# About this task
Leave out the pictures, then return the records word for word.
- - -
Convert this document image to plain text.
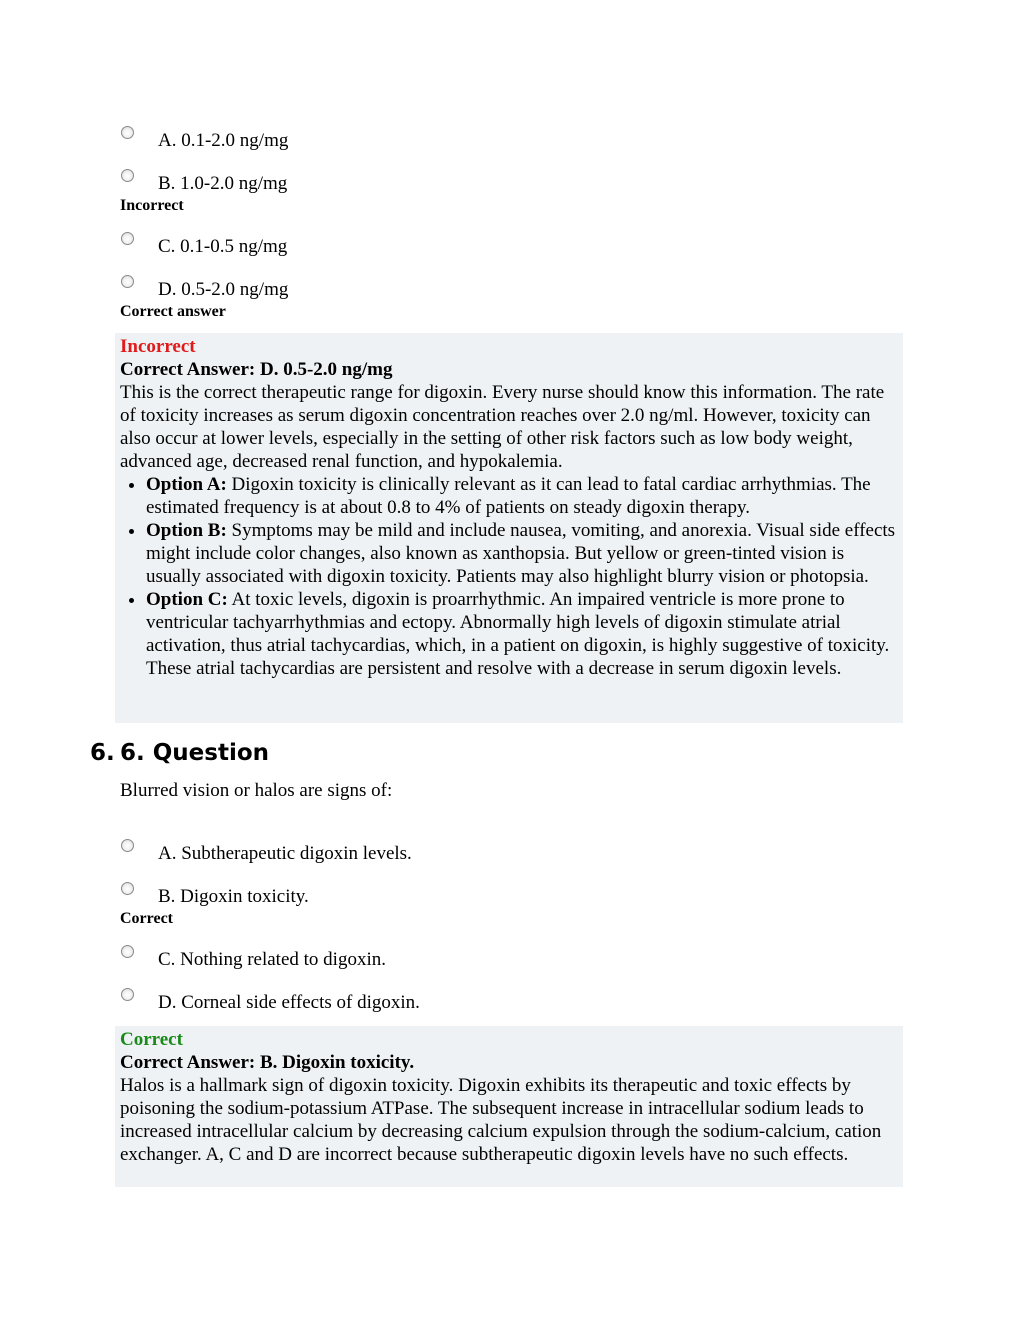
A. 0.1-2.0 ng/mg
B. 1.0-2.0 ng/mg
Incorrect
C. 0.1-0.5 ng/mg
D. 0.5-2.0 ng/mg
Correct answer

Incorrect

Correct Answer: D. 0.5-2.0 ng/mg

This is the correct therapeutic range for digoxin. Every nurse should know this information. The rate of toxicity increases as serum digoxin concentration reaches over 2.0 ng/ml. However, toxicity can also occur at lower levels, especially in the setting of other risk factors such as low body weight, advanced age, decreased renal function, and hypokalemia.

• Option A: Digoxin toxicity is clinically relevant as it can lead to fatal cardiac arrhythmias. The estimated frequency is at about 0.8 to 4% of patients on steady digoxin therapy.
• Option B: Symptoms may be mild and include nausea, vomiting, and anorexia. Visual side effects might include color changes, also known as xanthopsia. But yellow or green-tinted vision is usually associated with digoxin toxicity. Patients may also highlight blurry vision or photopsia.
• Option C: At toxic levels, digoxin is proarrhythmic. An impaired ventricle is more prone to ventricular tachyarrhythmias and ectopy. Abnormally high levels of digoxin stimulate atrial activation, thus atrial tachycardias, which, in a patient on digoxin, is highly suggestive of toxicity. These atrial tachycardias are persistent and resolve with a decrease in serum digoxin levels.
6. 6. Question
Blurred vision or halos are signs of:
A. Subtherapeutic digoxin levels.
B. Digoxin toxicity.
Correct
C. Nothing related to digoxin.
D. Corneal side effects of digoxin.

Correct

Correct Answer: B. Digoxin toxicity.

Halos is a hallmark sign of digoxin toxicity. Digoxin exhibits its therapeutic and toxic effects by poisoning the sodium-potassium ATPase. The subsequent increase in intracellular sodium leads to increased intracellular calcium by decreasing calcium expulsion through the sodium-calcium, cation exchanger. A, C and D are incorrect because subtherapeutic digoxin levels have no such effects.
- - -
# Final answer
Convert this document image to plain text.
A. 0.1-2.0 ng/mg
B. 1.0-2.0 ng/mg
Incorrect
C. 0.1-0.5 ng/mg
D. 0.5-2.0 ng/mg
Correct answer

Incorrect

Correct Answer: D. 0.5-2.0 ng/mg

This is the correct therapeutic range for digoxin. Every nurse should know this information. The rate of toxicity increases as serum digoxin concentration reaches over 2.0 ng/ml. However, toxicity can also occur at lower levels, especially in the setting of other risk factors such as low body weight, advanced age, decreased renal function, and hypokalemia.

• Option A: Digoxin toxicity is clinically relevant as it can lead to fatal cardiac arrhythmias. The estimated frequency is at about 0.8 to 4% of patients on steady digoxin therapy.
• Option B: Symptoms may be mild and include nausea, vomiting, and anorexia. Visual side effects might include color changes, also known as xanthopsia. But yellow or green-tinted vision is usually associated with digoxin toxicity. Patients may also highlight blurry vision or photopsia.
• Option C: At toxic levels, digoxin is proarrhythmic. An impaired ventricle is more prone to ventricular tachyarrhythmias and ectopy. Abnormally high levels of digoxin stimulate atrial activation, thus atrial tachycardias, which, in a patient on digoxin, is highly suggestive of toxicity. These atrial tachycardias are persistent and resolve with a decrease in serum digoxin levels.
6. 6. Question
Blurred vision or halos are signs of:
A. Subtherapeutic digoxin levels.
B. Digoxin toxicity.
Correct
C. Nothing related to digoxin.
D. Corneal side effects of digoxin.

Correct

Correct Answer: B. Digoxin toxicity.

Halos is a hallmark sign of digoxin toxicity. Digoxin exhibits its therapeutic and toxic effects by poisoning the sodium-potassium ATPase. The subsequent increase in intracellular sodium leads to increased intracellular calcium by decreasing calcium expulsion through the sodium-calcium, cation exchanger. A, C and D are incorrect because subtherapeutic digoxin levels have no such effects.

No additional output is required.